• DATASET CONTENT
★ ★ ★ ★ ★ ★ ★

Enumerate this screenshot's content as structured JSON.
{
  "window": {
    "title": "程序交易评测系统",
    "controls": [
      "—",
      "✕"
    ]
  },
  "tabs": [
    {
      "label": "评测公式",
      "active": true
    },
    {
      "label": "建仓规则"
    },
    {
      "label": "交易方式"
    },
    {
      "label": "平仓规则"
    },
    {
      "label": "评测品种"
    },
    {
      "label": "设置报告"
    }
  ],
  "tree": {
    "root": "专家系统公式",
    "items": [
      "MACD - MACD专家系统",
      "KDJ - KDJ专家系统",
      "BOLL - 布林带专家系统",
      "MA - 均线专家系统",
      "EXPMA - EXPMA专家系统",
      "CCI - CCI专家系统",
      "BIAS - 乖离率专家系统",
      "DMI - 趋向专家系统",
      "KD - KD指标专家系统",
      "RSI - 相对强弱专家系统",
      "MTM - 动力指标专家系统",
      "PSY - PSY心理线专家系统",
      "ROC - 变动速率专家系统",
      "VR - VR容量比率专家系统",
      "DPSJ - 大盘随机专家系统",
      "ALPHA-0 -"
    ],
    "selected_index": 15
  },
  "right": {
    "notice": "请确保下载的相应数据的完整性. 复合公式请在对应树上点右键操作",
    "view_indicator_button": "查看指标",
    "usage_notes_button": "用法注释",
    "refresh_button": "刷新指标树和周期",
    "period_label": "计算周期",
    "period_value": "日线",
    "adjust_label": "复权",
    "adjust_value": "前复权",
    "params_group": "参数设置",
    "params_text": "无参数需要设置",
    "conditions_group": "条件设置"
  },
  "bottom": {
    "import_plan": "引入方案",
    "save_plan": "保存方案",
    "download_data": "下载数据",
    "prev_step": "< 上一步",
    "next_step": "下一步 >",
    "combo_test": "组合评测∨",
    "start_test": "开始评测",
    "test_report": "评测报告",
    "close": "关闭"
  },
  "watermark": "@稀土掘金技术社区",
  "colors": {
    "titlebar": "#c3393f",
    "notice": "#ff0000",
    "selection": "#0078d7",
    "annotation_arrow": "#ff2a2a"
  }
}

★ ★ ★ ★ ★ ★ ★

• TASK DETAILS
Return the lines above exactly, keeping every word.

• THE COMPLETED TASK
Enumerate this screenshot's content as structured JSON.
{
  "window": {
    "title": "程序交易评测系统",
    "controls": [
      "—",
      "✕"
    ]
  },
  "tabs": [
    {
      "label": "评测公式",
      "active": true
    },
    {
      "label": "建仓规则"
    },
    {
      "label": "交易方式"
    },
    {
      "label": "平仓规则"
    },
    {
      "label": "评测品种"
    },
    {
      "label": "设置报告"
    }
  ],
  "tree": {
    "root": "专家系统公式",
    "items": [
      "MACD - MACD专家系统",
      "KDJ - KDJ专家系统",
      "BOLL - 布林带专家系统",
      "MA - 均线专家系统",
      "EXPMA - EXPMA专家系统",
      "CCI - CCI专家系统",
      "BIAS - 乖离率专家系统",
      "DMI - 趋向专家系统",
      "KD - KD指标专家系统",
      "RSI - 相对强弱专家系统",
      "MTM - 动力指标专家系统",
      "PSY - PSY心理线专家系统",
      "ROC - 变动速率专家系统",
      "VR - VR容量比率专家系统",
      "DPSJ - 大盘随机专家系统",
      "ALPHA-0 -"
    ],
    "selected_index": 15
  },
  "right": {
    "notice": "请确保下载的相应数据的完整性. 复合公式请在对应树上点右键操作",
    "view_indicator_button": "查看指标",
    "usage_notes_button": "用法注释",
    "refresh_button": "刷新指标树和周期",
    "period_label": "计算周期",
    "period_value": "日线",
    "adjust_label": "复权",
    "adjust_value": "前复权",
    "params_group": "参数设置",
    "params_text": "无参数需要设置",
    "conditions_group": "条件设置"
  },
  "bottom": {
    "import_plan": "引入方案",
    "save_plan": "保存方案",
    "download_data": "下载数据",
    "prev_step": "< 上一步",
    "next_step": "下一步 >",
    "combo_test": "组合评测∨",
    "start_test": "开始评测",
    "test_report": "评测报告",
    "close": "关闭"
  },
  "watermark": "@稀土掘金技术社区",
  "colors": {
    "titlebar": "#c3393f",
    "notice": "#ff0000",
    "selection": "#0078d7",
    "annotation_arrow": "#ff2a2a"
  }
}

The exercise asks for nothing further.